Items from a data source
··········
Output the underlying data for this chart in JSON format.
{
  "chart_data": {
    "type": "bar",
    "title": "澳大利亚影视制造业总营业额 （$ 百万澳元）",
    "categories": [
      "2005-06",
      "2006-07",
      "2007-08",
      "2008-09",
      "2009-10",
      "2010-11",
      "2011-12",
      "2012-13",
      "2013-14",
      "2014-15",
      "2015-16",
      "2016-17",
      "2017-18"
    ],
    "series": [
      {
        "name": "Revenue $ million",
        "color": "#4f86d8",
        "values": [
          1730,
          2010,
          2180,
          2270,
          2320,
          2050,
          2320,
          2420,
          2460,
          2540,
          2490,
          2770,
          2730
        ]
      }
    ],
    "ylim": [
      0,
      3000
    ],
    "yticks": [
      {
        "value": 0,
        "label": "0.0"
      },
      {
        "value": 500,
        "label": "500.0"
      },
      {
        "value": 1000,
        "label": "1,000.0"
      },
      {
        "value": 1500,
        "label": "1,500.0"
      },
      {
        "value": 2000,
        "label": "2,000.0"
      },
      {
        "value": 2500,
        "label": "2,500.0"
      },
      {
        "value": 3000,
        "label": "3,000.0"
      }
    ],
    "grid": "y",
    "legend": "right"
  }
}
··········
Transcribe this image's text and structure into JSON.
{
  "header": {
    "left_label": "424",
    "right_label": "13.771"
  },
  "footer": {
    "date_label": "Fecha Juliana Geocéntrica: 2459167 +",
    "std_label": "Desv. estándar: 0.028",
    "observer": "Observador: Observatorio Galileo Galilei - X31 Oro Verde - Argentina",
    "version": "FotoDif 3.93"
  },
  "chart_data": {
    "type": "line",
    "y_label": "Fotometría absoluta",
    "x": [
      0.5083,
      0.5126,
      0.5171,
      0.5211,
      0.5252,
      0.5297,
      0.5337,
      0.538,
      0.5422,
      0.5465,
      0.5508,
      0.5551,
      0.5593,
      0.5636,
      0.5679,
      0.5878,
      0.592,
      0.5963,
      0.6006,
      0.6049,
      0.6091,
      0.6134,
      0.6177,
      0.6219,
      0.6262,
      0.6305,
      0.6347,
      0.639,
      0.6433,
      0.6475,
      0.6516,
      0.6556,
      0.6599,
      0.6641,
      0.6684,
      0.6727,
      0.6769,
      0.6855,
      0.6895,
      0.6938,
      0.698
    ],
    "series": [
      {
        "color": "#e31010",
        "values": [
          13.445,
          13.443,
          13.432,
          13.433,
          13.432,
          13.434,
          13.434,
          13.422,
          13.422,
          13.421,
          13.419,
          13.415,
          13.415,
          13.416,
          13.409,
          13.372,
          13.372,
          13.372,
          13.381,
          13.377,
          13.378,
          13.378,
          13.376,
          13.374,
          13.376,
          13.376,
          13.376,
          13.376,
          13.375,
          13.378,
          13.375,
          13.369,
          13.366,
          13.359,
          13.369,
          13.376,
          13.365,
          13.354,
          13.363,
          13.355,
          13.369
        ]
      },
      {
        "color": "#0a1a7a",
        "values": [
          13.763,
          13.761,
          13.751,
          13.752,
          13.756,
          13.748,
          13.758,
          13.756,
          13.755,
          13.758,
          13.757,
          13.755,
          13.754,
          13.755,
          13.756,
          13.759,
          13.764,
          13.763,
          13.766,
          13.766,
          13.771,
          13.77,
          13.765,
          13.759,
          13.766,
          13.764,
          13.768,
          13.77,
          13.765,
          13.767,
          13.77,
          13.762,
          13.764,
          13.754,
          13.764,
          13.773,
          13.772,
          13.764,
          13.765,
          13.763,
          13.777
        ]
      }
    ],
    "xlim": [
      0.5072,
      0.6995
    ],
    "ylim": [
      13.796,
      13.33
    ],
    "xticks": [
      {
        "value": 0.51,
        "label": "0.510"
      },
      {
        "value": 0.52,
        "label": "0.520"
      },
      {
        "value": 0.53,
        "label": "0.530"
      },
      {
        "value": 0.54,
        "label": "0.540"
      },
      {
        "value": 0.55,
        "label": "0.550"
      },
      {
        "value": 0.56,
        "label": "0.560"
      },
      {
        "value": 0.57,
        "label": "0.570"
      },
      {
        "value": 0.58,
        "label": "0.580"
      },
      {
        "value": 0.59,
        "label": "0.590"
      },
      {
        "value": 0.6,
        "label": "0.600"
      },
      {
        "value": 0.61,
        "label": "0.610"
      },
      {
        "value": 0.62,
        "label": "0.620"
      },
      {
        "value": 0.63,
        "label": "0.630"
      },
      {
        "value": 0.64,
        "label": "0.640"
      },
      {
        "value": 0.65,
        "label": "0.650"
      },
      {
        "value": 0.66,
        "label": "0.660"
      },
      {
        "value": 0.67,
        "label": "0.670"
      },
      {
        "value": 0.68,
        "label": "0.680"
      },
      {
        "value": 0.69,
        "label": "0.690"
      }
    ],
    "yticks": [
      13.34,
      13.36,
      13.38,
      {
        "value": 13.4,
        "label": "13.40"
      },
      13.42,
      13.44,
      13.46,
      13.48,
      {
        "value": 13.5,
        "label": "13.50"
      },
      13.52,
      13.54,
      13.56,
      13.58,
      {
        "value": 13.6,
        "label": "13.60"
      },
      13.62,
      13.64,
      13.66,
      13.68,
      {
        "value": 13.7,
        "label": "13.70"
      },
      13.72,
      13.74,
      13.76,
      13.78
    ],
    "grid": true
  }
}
··········
Prompt.
Copy and report every line where the word "JSON" is present.

Output for this exercise.
Output the underlying data for this chart in JSON format.
Transcribe this image's text and structure into JSON.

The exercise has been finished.